DATA SECTION:
★ ★ ★ ★ ★ ★ ★

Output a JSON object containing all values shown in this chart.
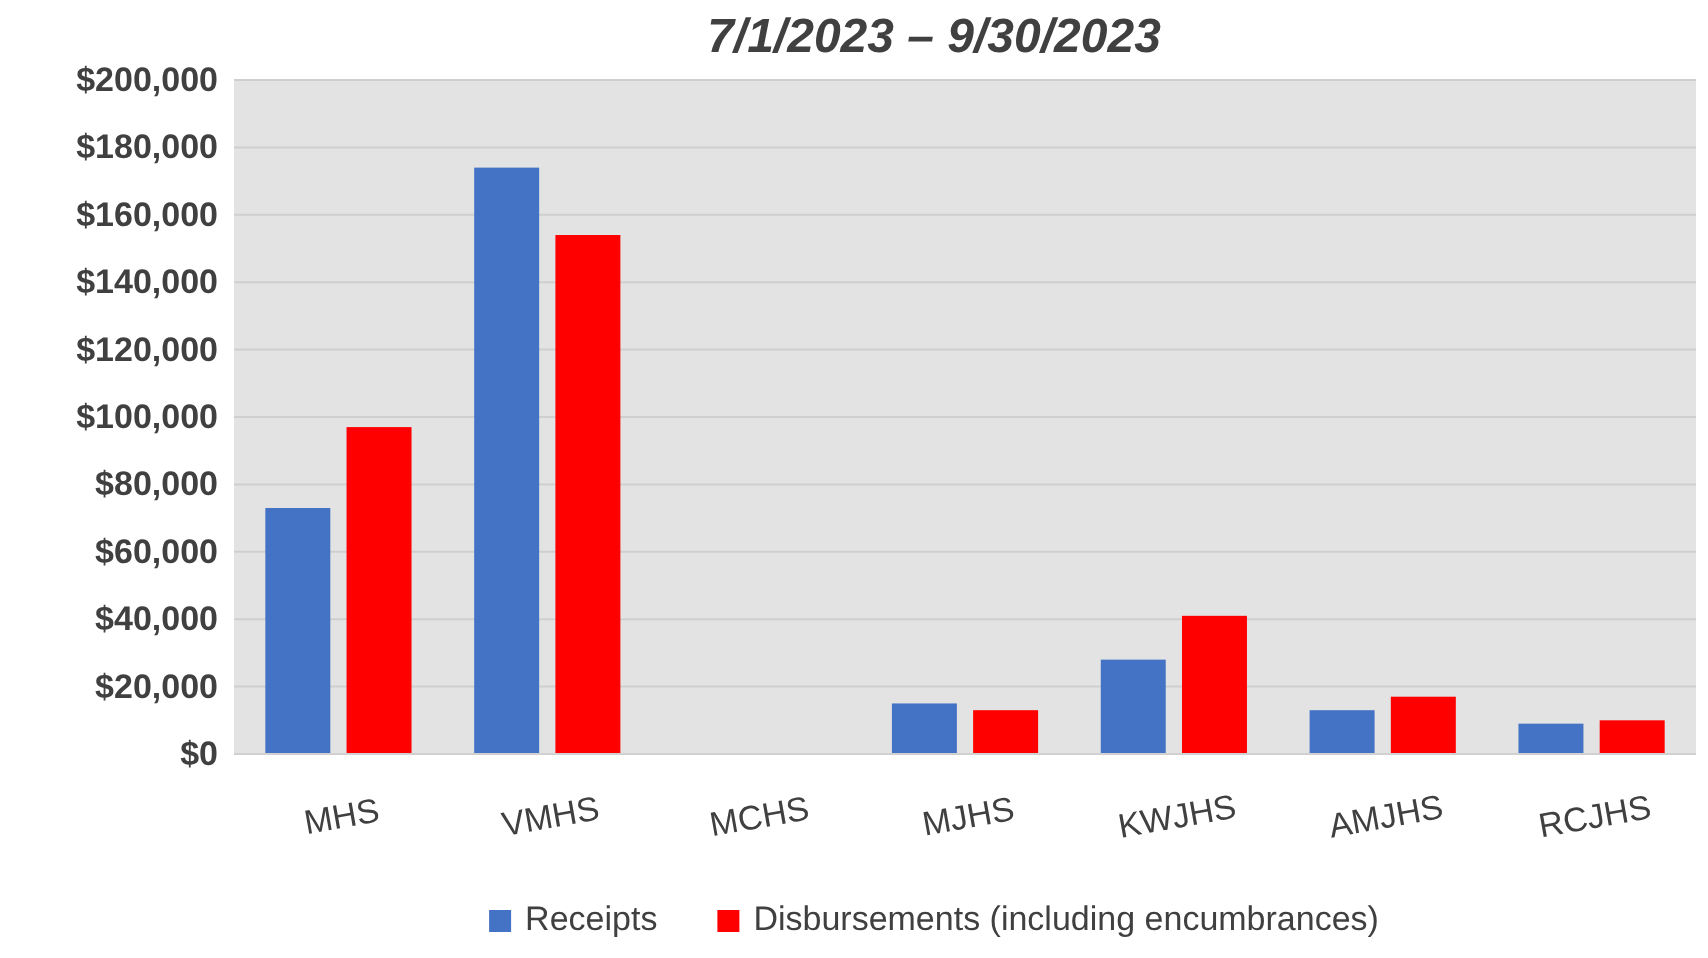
{
  "chart_data": {
    "type": "bar",
    "title": "7/1/2023 – 9/30/2023",
    "categories": [
      "MHS",
      "VMHS",
      "MCHS",
      "MJHS",
      "KWJHS",
      "AMJHS",
      "RCJHS"
    ],
    "series": [
      {
        "name": "Receipts",
        "color": "#4472c4",
        "values": [
          73000,
          174000,
          0,
          15000,
          28000,
          13000,
          9000
        ]
      },
      {
        "name": "Disbursements (including encumbrances)",
        "color": "#ff0000",
        "values": [
          97000,
          154000,
          0,
          13000,
          41000,
          17000,
          10000
        ]
      }
    ],
    "ylim": [
      0,
      200000
    ],
    "yticks": [
      {
        "value": 0,
        "label": "$0"
      },
      {
        "value": 20000,
        "label": "$20,000"
      },
      {
        "value": 40000,
        "label": "$40,000"
      },
      {
        "value": 60000,
        "label": "$60,000"
      },
      {
        "value": 80000,
        "label": "$80,000"
      },
      {
        "value": 100000,
        "label": "$100,000"
      },
      {
        "value": 120000,
        "label": "$120,000"
      },
      {
        "value": 140000,
        "label": "$140,000"
      },
      {
        "value": 160000,
        "label": "$160,000"
      },
      {
        "value": 180000,
        "label": "$180,000"
      },
      {
        "value": 200000,
        "label": "$200,000"
      }
    ],
    "grid": "y",
    "legend": "bottom"
  }
}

★ ★ ★ ★ ★ ★ ★

EXERCISE DIRECTIONS:
Retype all the records shown above, character for character. Omit every picture.

RESPONSE TO THIS TASK:
Output a JSON object containing all values shown in this chart.
{
  "chart_data": {
    "type": "bar",
    "title": "7/1/2023 – 9/30/2023",
    "categories": [
      "MHS",
      "VMHS",
      "MCHS",
      "MJHS",
      "KWJHS",
      "AMJHS",
      "RCJHS"
    ],
    "series": [
      {
        "name": "Receipts",
        "color": "#4472c4",
        "values": [
          73000,
          174000,
          0,
          15000,
          28000,
          13000,
          9000
        ]
      },
      {
        "name": "Disbursements (including encumbrances)",
        "color": "#ff0000",
        "values": [
          97000,
          154000,
          0,
          13000,
          41000,
          17000,
          10000
        ]
      }
    ],
    "ylim": [
      0,
      200000
    ],
    "yticks": [
      {
        "value": 0,
        "label": "$0"
      },
      {
        "value": 20000,
        "label": "$20,000"
      },
      {
        "value": 40000,
        "label": "$40,000"
      },
      {
        "value": 60000,
        "label": "$60,000"
      },
      {
        "value": 80000,
        "label": "$80,000"
      },
      {
        "value": 100000,
        "label": "$100,000"
      },
      {
        "value": 120000,
        "label": "$120,000"
      },
      {
        "value": 140000,
        "label": "$140,000"
      },
      {
        "value": 160000,
        "label": "$160,000"
      },
      {
        "value": 180000,
        "label": "$180,000"
      },
      {
        "value": 200000,
        "label": "$200,000"
      }
    ],
    "grid": "y",
    "legend": "bottom"
  }
}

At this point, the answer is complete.